> TASK INSTRUCTIONS: Reproduce exactly the lines from the one containing "Output a JSON" through the end of the listing, minus the pictures.

> DATA RECORDS:
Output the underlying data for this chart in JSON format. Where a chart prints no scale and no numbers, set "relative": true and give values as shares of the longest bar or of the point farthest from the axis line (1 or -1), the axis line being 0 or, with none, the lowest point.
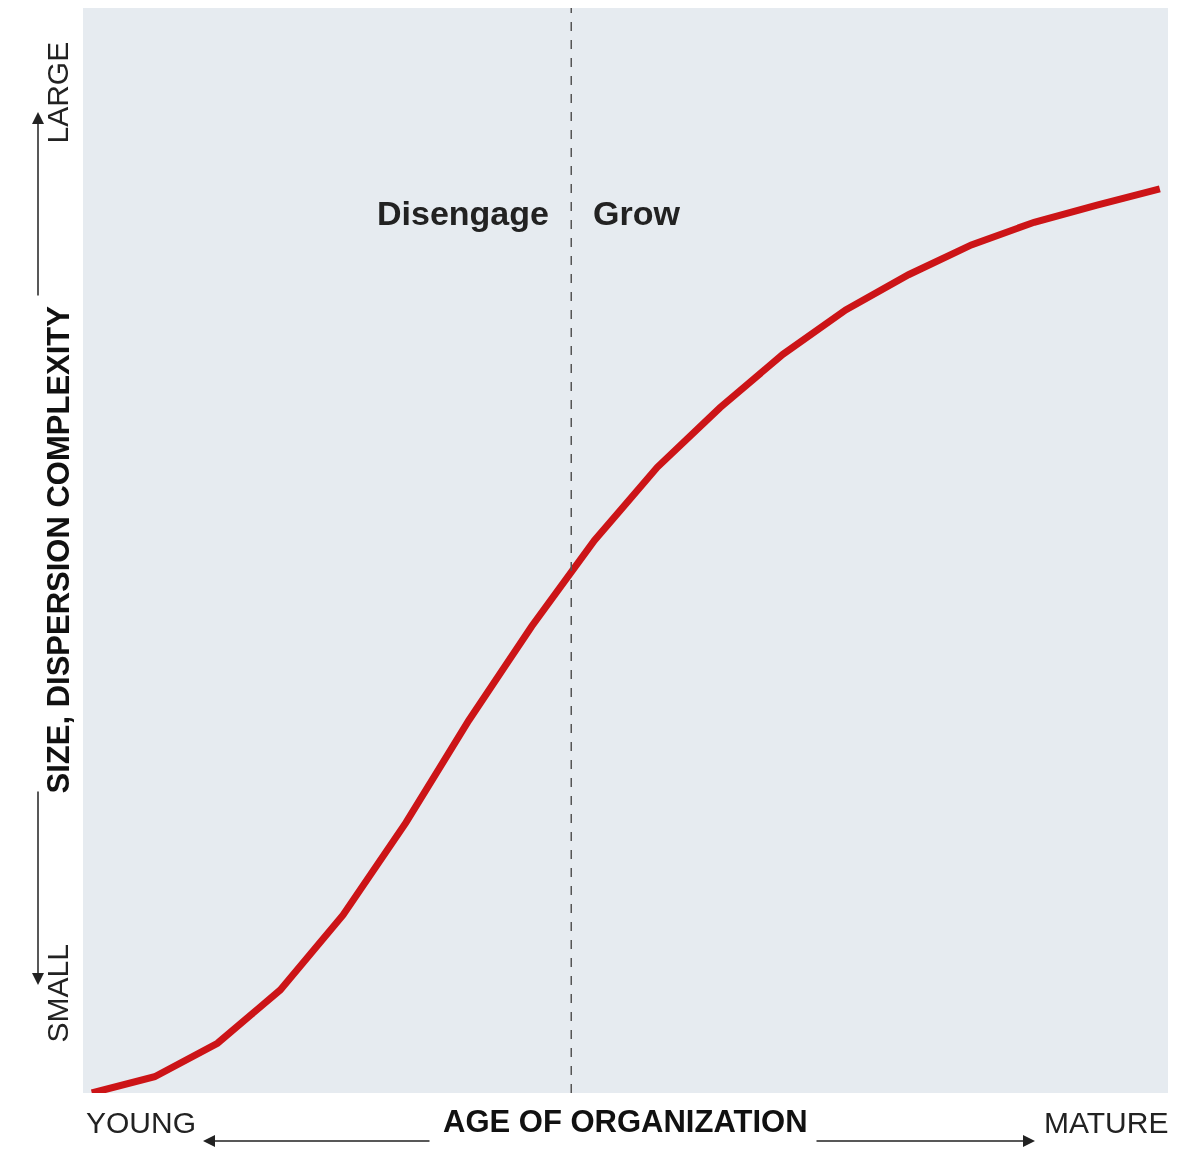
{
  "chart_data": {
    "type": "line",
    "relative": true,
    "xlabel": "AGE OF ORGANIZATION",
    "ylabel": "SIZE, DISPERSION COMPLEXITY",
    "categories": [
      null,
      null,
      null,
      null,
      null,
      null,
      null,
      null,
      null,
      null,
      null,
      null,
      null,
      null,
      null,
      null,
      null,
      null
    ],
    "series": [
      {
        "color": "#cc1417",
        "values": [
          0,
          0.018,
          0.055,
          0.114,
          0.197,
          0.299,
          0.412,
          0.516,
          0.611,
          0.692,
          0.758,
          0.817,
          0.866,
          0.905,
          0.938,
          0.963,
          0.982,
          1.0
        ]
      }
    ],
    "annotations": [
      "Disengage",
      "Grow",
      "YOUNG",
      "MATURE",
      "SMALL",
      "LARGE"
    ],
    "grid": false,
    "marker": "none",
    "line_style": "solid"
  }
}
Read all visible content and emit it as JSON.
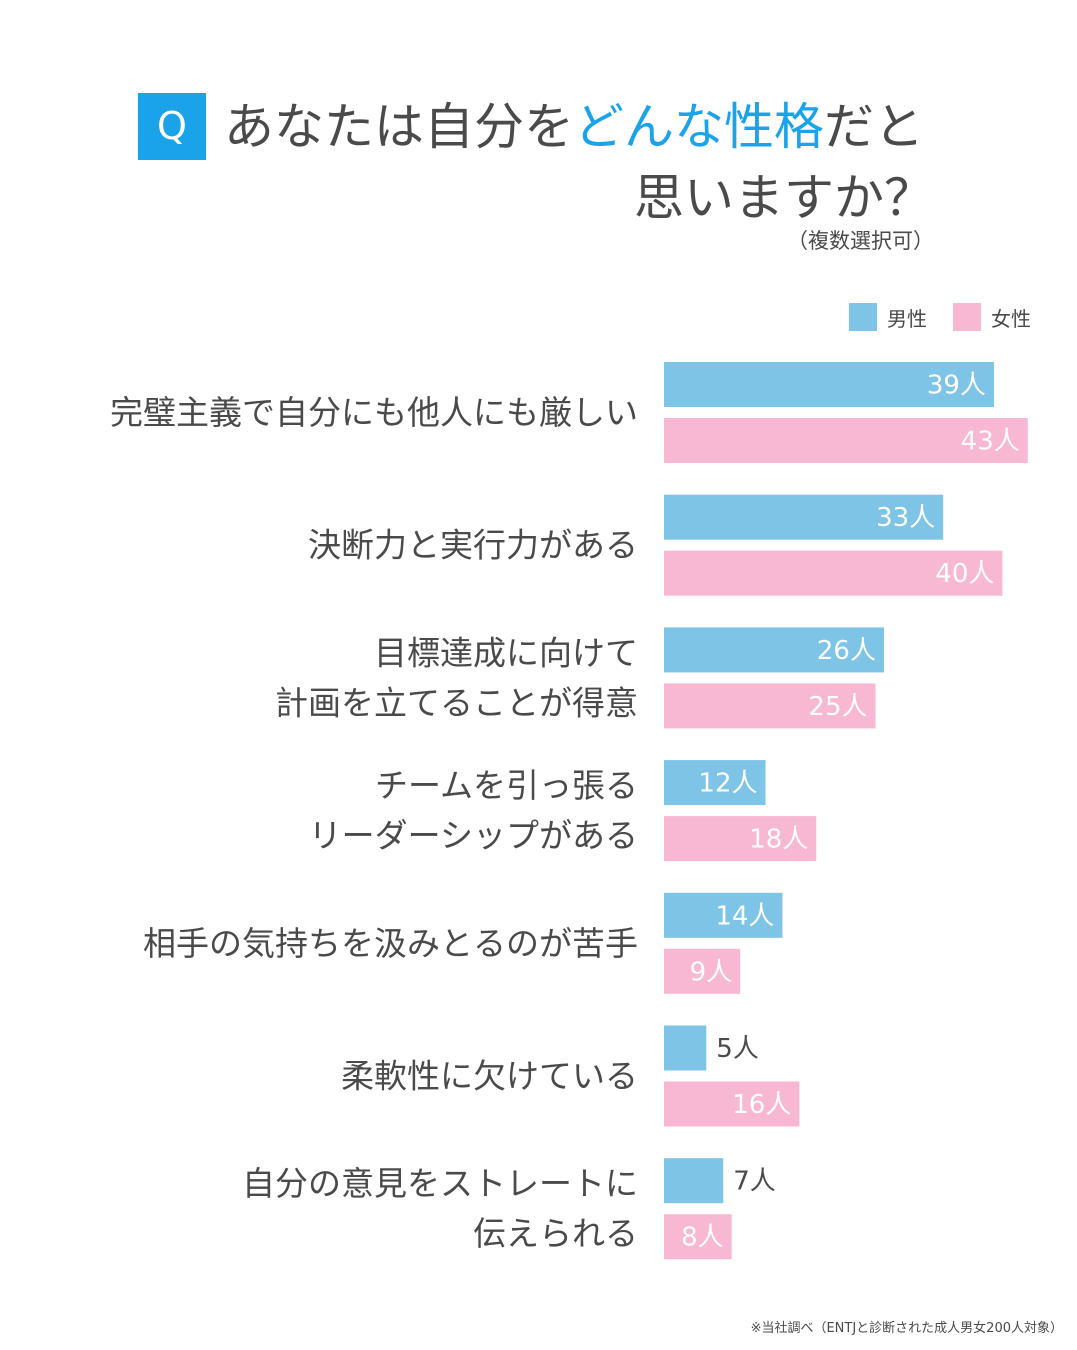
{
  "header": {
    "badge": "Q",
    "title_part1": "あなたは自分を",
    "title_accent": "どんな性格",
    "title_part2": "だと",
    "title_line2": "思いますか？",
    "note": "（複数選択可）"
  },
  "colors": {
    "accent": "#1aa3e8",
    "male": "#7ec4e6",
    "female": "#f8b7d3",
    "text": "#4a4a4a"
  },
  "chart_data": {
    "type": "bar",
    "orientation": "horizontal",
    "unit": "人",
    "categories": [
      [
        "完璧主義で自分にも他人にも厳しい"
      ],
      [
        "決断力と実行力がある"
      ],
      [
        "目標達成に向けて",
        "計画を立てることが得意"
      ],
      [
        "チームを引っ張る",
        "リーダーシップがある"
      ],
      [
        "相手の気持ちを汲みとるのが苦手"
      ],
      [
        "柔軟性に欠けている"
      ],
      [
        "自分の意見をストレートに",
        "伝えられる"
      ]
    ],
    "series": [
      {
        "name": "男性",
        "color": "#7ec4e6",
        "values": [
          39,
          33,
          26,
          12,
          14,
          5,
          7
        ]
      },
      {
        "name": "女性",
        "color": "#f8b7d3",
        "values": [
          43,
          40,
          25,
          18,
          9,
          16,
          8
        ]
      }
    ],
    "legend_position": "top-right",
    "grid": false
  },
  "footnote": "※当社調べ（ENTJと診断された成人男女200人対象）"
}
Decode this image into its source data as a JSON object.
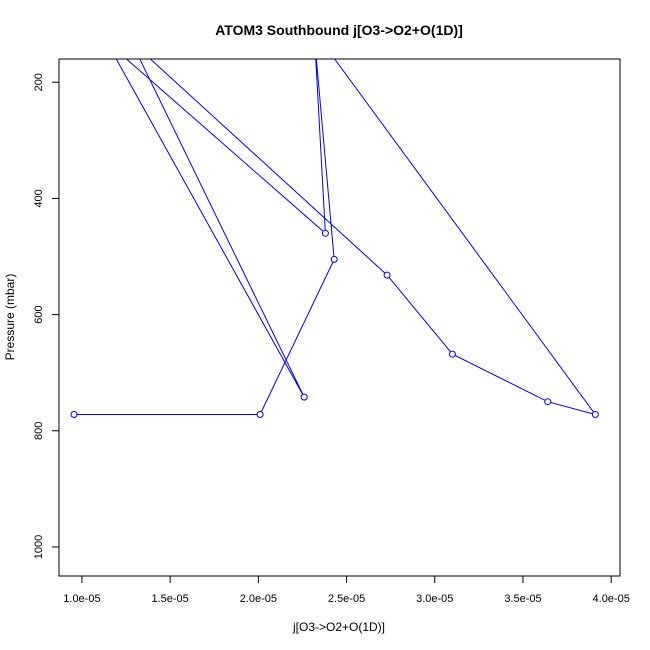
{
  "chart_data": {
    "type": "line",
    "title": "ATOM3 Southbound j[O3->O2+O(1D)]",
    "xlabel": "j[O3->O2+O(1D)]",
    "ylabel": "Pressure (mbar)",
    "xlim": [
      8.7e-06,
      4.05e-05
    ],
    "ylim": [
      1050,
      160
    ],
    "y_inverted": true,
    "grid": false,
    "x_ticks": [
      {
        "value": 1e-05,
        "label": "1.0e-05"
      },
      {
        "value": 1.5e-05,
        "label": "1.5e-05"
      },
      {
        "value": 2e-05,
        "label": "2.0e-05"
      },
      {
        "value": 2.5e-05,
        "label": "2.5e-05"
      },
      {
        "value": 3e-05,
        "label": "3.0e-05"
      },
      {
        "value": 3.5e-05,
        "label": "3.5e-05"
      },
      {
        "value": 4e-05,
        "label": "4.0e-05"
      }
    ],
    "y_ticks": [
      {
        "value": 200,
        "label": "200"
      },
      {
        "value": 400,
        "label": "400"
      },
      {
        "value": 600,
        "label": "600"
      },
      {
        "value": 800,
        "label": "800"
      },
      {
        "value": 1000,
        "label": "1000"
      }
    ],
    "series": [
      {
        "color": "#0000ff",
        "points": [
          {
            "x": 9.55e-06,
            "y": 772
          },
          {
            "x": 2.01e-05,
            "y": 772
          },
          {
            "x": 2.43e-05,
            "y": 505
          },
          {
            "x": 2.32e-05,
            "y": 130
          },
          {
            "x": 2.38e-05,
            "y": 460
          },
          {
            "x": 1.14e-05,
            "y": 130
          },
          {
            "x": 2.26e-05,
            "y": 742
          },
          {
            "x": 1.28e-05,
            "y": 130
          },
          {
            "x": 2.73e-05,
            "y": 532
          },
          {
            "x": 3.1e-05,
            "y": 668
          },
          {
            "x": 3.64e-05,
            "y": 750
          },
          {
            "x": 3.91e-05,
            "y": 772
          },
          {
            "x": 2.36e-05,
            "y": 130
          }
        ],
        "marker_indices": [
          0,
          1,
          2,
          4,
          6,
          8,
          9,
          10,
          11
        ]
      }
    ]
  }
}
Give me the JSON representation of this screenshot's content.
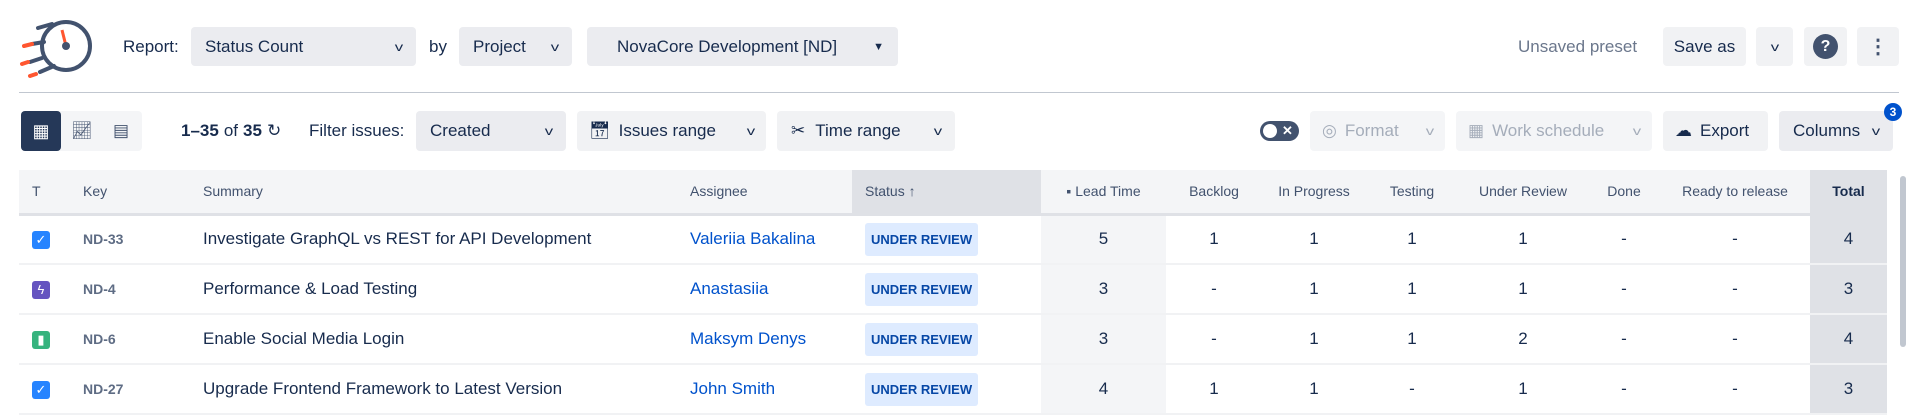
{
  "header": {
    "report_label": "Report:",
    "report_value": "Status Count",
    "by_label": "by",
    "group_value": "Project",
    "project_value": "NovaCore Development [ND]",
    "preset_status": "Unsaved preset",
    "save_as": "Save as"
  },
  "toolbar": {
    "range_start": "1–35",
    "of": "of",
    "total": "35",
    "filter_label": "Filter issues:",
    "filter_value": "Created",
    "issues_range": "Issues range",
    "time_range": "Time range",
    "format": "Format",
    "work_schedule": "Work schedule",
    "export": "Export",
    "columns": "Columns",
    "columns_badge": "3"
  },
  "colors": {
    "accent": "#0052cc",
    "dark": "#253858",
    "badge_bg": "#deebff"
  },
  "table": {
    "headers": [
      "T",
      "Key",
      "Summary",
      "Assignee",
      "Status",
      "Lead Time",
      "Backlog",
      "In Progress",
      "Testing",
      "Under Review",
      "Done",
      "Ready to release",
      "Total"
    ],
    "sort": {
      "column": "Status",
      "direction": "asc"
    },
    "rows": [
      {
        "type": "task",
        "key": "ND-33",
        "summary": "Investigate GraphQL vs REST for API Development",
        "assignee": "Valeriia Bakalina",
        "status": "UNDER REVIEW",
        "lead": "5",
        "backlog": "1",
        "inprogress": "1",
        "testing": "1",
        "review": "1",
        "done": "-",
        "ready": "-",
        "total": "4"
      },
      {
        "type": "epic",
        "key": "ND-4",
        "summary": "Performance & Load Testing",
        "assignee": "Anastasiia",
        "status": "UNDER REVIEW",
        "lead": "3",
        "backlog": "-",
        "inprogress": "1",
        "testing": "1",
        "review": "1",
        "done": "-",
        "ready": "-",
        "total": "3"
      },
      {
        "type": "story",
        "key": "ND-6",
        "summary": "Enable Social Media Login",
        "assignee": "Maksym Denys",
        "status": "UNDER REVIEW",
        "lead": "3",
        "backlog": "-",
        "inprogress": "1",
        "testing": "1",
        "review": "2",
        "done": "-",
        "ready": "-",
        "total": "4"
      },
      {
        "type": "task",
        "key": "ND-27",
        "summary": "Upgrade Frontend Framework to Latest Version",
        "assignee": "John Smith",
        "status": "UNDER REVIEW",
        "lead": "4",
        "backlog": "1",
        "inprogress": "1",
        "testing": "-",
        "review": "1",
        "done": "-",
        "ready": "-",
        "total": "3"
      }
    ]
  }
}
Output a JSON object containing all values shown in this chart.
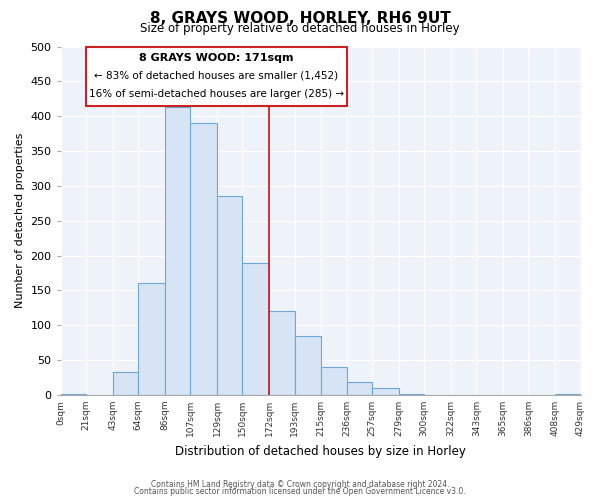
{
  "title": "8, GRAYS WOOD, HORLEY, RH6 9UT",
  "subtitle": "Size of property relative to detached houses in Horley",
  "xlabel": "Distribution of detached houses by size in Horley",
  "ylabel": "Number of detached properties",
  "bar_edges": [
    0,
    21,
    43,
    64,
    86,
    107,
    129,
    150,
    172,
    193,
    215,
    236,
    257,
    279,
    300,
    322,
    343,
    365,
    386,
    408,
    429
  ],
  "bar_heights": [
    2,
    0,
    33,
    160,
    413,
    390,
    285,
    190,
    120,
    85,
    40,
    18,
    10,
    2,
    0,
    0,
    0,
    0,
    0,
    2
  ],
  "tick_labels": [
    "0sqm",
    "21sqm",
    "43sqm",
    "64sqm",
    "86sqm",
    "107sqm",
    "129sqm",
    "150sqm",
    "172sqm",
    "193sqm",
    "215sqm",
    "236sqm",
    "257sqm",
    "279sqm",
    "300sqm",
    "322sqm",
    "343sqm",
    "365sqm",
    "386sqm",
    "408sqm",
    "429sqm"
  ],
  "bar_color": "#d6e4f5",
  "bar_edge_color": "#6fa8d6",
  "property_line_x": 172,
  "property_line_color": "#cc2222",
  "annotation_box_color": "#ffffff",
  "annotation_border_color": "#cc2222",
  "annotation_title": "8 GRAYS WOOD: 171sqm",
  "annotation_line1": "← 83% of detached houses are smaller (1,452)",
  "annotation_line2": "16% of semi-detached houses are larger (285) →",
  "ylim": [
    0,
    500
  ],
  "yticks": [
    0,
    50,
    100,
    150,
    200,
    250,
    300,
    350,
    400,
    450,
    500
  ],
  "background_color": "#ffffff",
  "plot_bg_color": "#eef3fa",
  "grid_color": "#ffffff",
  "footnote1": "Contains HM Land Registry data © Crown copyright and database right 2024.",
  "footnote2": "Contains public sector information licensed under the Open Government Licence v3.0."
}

> EXERCISE OUTPUT:
Output a JSON object containing all values shown in this chart.
{
  "title": "8, GRAYS WOOD, HORLEY, RH6 9UT",
  "subtitle": "Size of property relative to detached houses in Horley",
  "xlabel": "Distribution of detached houses by size in Horley",
  "ylabel": "Number of detached properties",
  "bar_edges": [
    0,
    21,
    43,
    64,
    86,
    107,
    129,
    150,
    172,
    193,
    215,
    236,
    257,
    279,
    300,
    322,
    343,
    365,
    386,
    408,
    429
  ],
  "bar_heights": [
    2,
    0,
    33,
    160,
    413,
    390,
    285,
    190,
    120,
    85,
    40,
    18,
    10,
    2,
    0,
    0,
    0,
    0,
    0,
    2
  ],
  "tick_labels": [
    "0sqm",
    "21sqm",
    "43sqm",
    "64sqm",
    "86sqm",
    "107sqm",
    "129sqm",
    "150sqm",
    "172sqm",
    "193sqm",
    "215sqm",
    "236sqm",
    "257sqm",
    "279sqm",
    "300sqm",
    "322sqm",
    "343sqm",
    "365sqm",
    "386sqm",
    "408sqm",
    "429sqm"
  ],
  "bar_color": "#d6e4f5",
  "bar_edge_color": "#6fa8d6",
  "property_line_x": 172,
  "property_line_color": "#cc2222",
  "annotation_box_color": "#ffffff",
  "annotation_border_color": "#cc2222",
  "annotation_title": "8 GRAYS WOOD: 171sqm",
  "annotation_line1": "← 83% of detached houses are smaller (1,452)",
  "annotation_line2": "16% of semi-detached houses are larger (285) →",
  "ylim": [
    0,
    500
  ],
  "yticks": [
    0,
    50,
    100,
    150,
    200,
    250,
    300,
    350,
    400,
    450,
    500
  ],
  "background_color": "#ffffff",
  "plot_bg_color": "#eef3fa",
  "grid_color": "#ffffff",
  "footnote1": "Contains HM Land Registry data © Crown copyright and database right 2024.",
  "footnote2": "Contains public sector information licensed under the Open Government Licence v3.0."
}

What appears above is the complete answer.